What to do =>
Look through the material below. Copy every line with the string "from" in it.

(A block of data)
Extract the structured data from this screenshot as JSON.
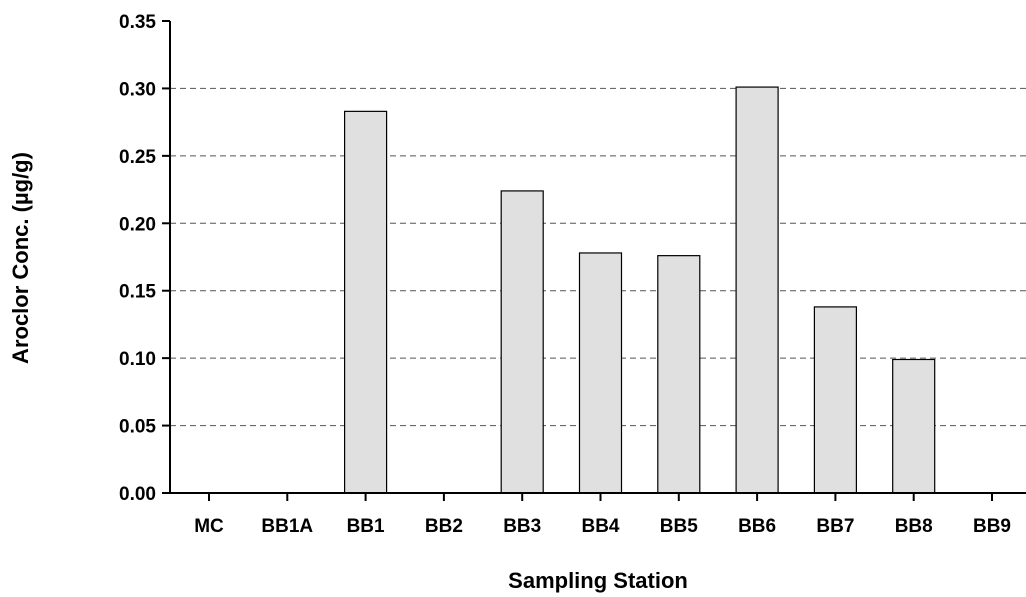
{
  "chart_data": {
    "type": "bar",
    "categories": [
      "MC",
      "BB1A",
      "BB1",
      "BB2",
      "BB3",
      "BB4",
      "BB5",
      "BB6",
      "BB7",
      "BB8",
      "BB9"
    ],
    "values": [
      0,
      0,
      0.283,
      0,
      0.224,
      0.178,
      0.176,
      0.301,
      0.138,
      0.099,
      0
    ],
    "xlabel": "Sampling Station",
    "ylabel": "Aroclor Conc. (µg/g)",
    "ylim": [
      0,
      0.35
    ],
    "yticks": [
      "0.00",
      "0.05",
      "0.10",
      "0.15",
      "0.20",
      "0.25",
      "0.30",
      "0.35"
    ],
    "grid": "horizontal dashed",
    "bar_color": "#e0e0e0",
    "bar_stroke": "#000000"
  }
}
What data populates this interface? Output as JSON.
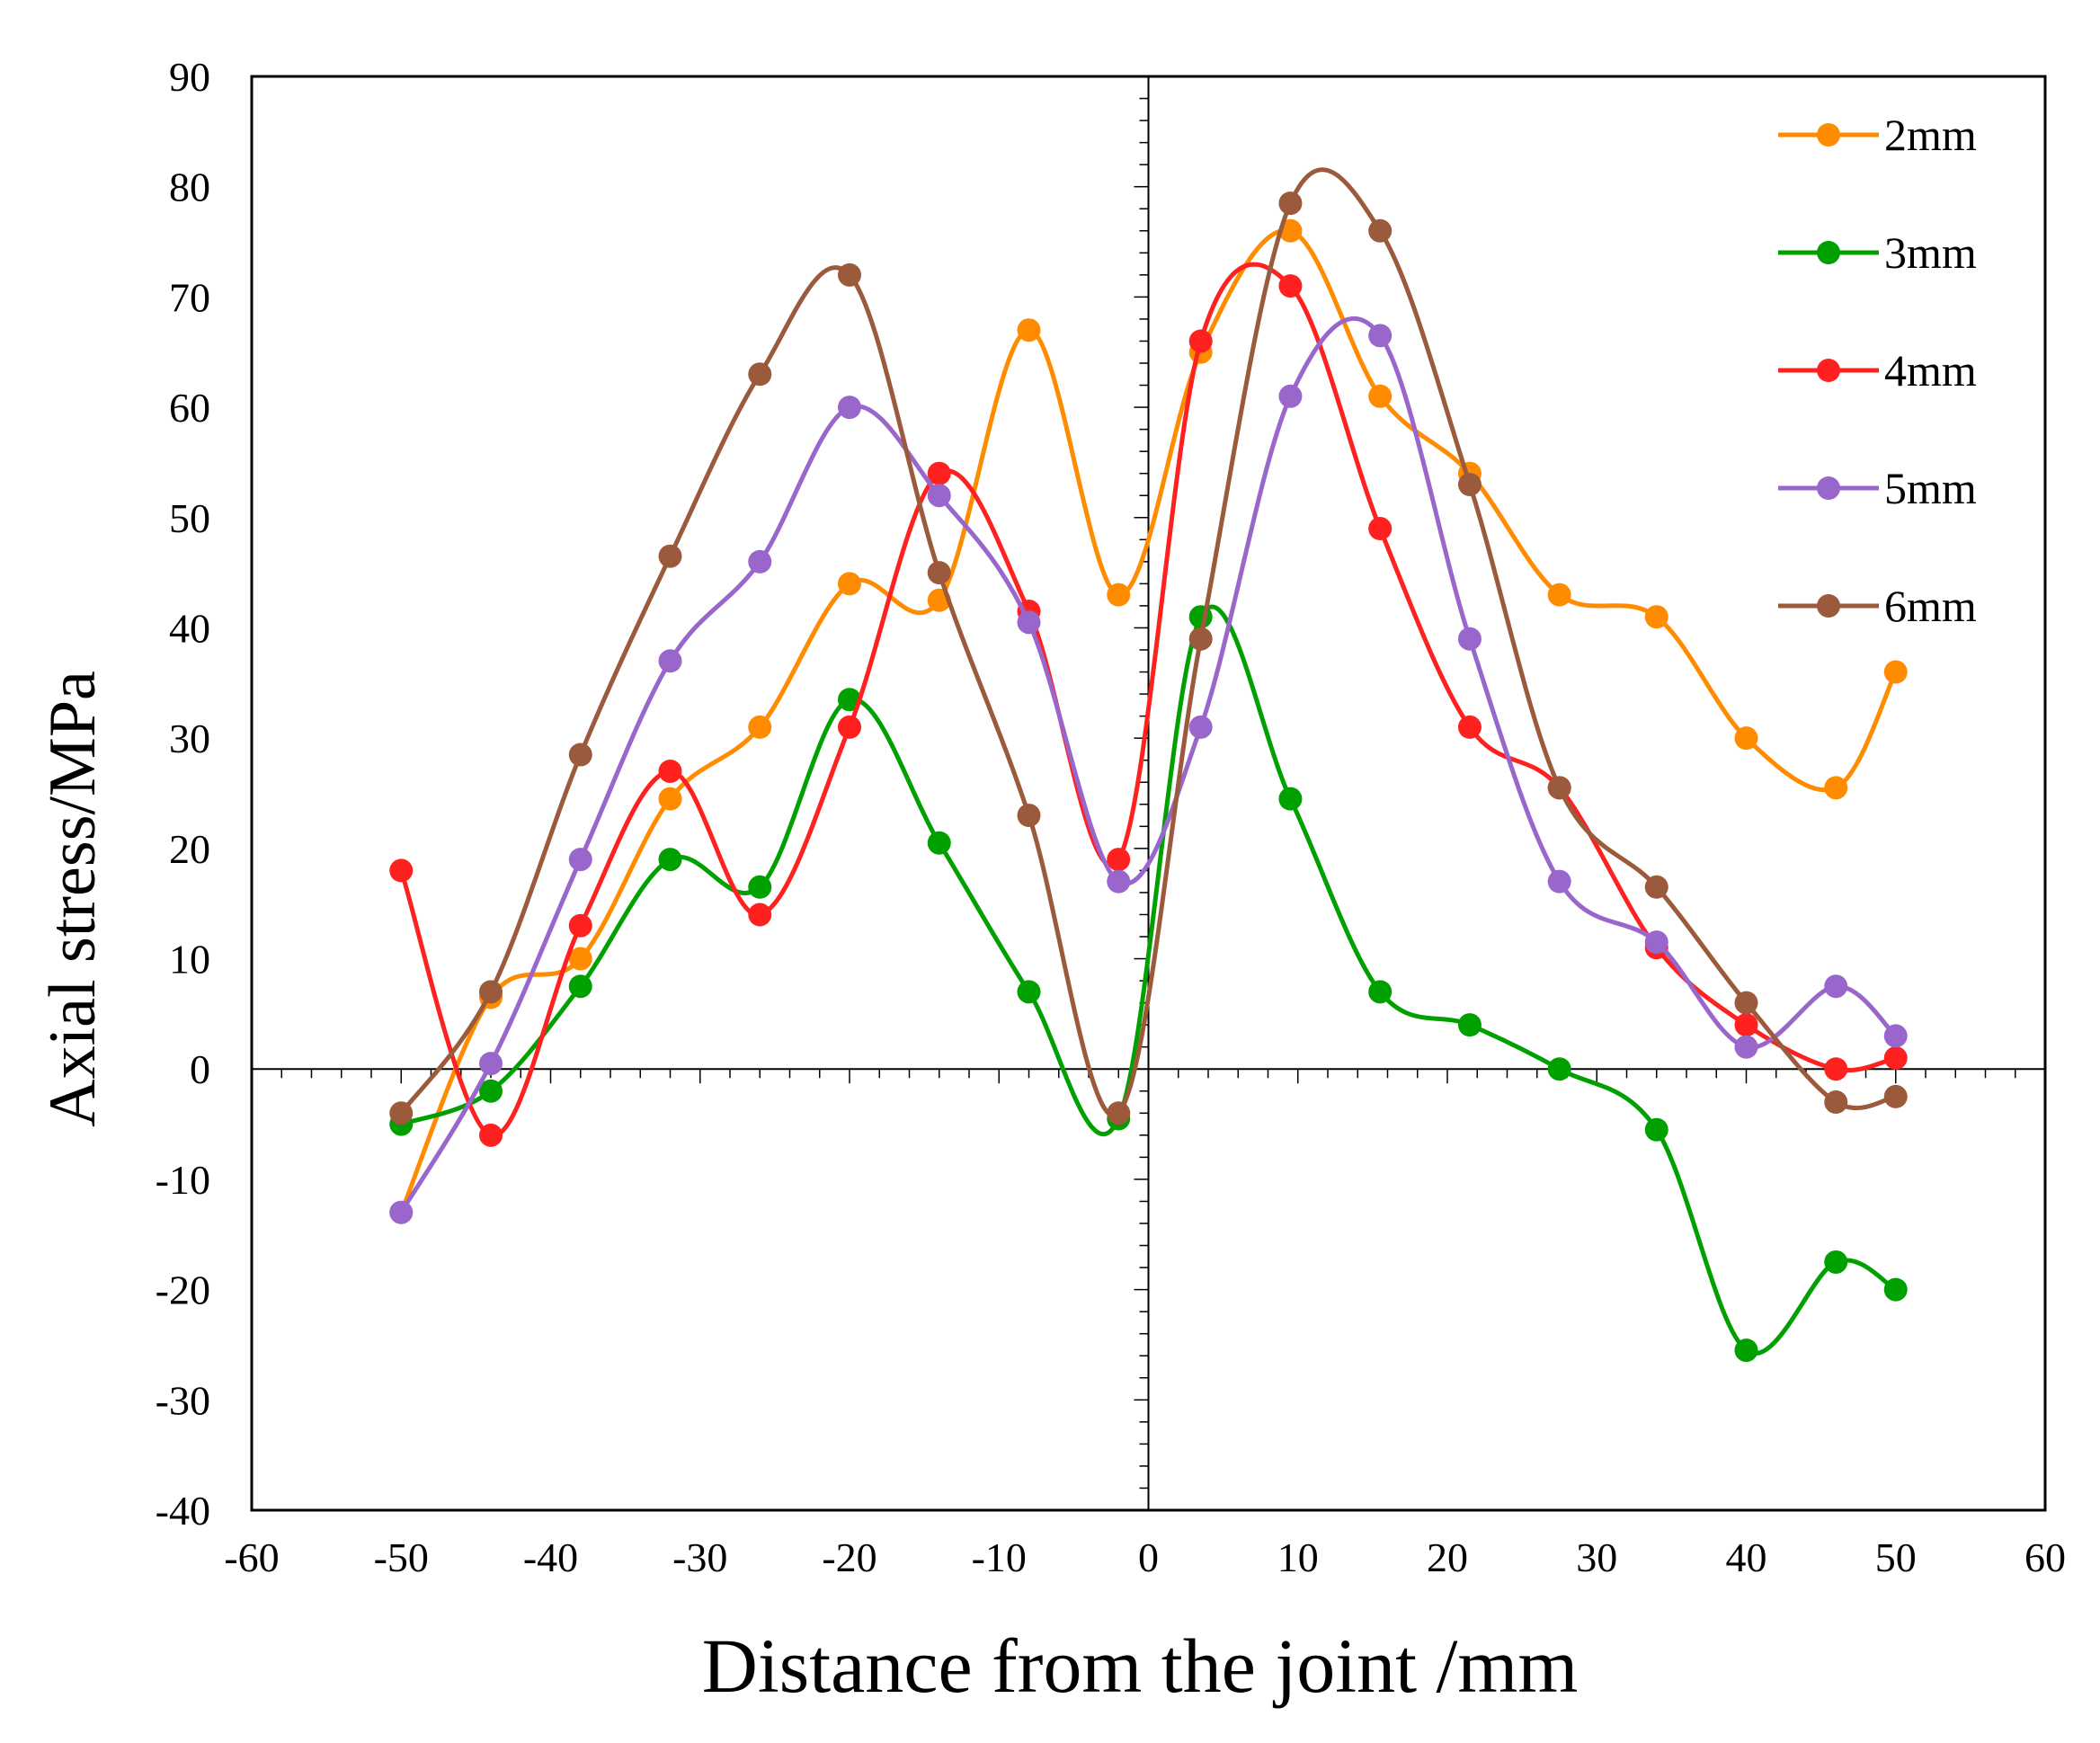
{
  "chart_data": {
    "type": "line",
    "title": "",
    "xlabel": "Distance from the joint /mm",
    "ylabel": "Axial stress/MPa",
    "xlim": [
      -60,
      60
    ],
    "ylim": [
      -40,
      90
    ],
    "x_ticks": [
      -60,
      -50,
      -40,
      -30,
      -20,
      -10,
      0,
      10,
      20,
      30,
      40,
      50,
      60
    ],
    "y_ticks": [
      -40,
      -30,
      -20,
      -10,
      0,
      10,
      20,
      30,
      40,
      50,
      60,
      70,
      80,
      90
    ],
    "legend_position": "top-right",
    "smooth": true,
    "series": [
      {
        "name": "2mm",
        "color": "#FF8C00",
        "x": [
          -50,
          -44,
          -38,
          -32,
          -26,
          -20,
          -14,
          -8,
          -2,
          3.5,
          9.5,
          15.5,
          21.5,
          27.5,
          34,
          40,
          46,
          50
        ],
        "y": [
          -13,
          6.5,
          10,
          24.5,
          31,
          44,
          42.5,
          67,
          43,
          65,
          76,
          61,
          54,
          43,
          41,
          30,
          25.5,
          36
        ]
      },
      {
        "name": "3mm",
        "color": "#00A000",
        "x": [
          -50,
          -44,
          -38,
          -32,
          -26,
          -20,
          -14,
          -8,
          -2,
          3.5,
          9.5,
          15.5,
          21.5,
          27.5,
          34,
          40,
          46,
          50
        ],
        "y": [
          -5,
          -2,
          7.5,
          19,
          16.5,
          33.5,
          20.5,
          7,
          -4.5,
          41,
          24.5,
          7,
          4,
          0,
          -5.5,
          -25.5,
          -17.5,
          -20
        ]
      },
      {
        "name": "4mm",
        "color": "#FF2020",
        "x": [
          -50,
          -44,
          -38,
          -32,
          -26,
          -20,
          -14,
          -8,
          -2,
          3.5,
          9.5,
          15.5,
          21.5,
          27.5,
          34,
          40,
          46,
          50
        ],
        "y": [
          18,
          -6,
          13,
          27,
          14,
          31,
          54,
          41.5,
          19,
          66,
          71,
          49,
          31,
          25.5,
          11,
          4,
          0,
          1
        ]
      },
      {
        "name": "5mm",
        "color": "#9966CC",
        "x": [
          -50,
          -44,
          -38,
          -32,
          -26,
          -20,
          -14,
          -8,
          -2,
          3.5,
          9.5,
          15.5,
          21.5,
          27.5,
          34,
          40,
          46,
          50
        ],
        "y": [
          -13,
          0.5,
          19,
          37,
          46,
          60,
          52,
          40.5,
          17,
          31,
          61,
          66.5,
          39,
          17,
          11.5,
          2,
          7.5,
          3
        ]
      },
      {
        "name": "6mm",
        "color": "#9B5A3C",
        "x": [
          -50,
          -44,
          -38,
          -32,
          -26,
          -20,
          -14,
          -8,
          -2,
          3.5,
          9.5,
          15.5,
          21.5,
          27.5,
          34,
          40,
          46,
          50
        ],
        "y": [
          -4,
          7,
          28.5,
          46.5,
          63,
          72,
          45,
          23,
          -4,
          39,
          78.5,
          76,
          53,
          25.5,
          16.5,
          6,
          -3,
          -2.5
        ]
      }
    ]
  }
}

The completed task =>
Extract the structured data from this screenshot as JSON.
    "xlabel": "Distance from the joint /mm",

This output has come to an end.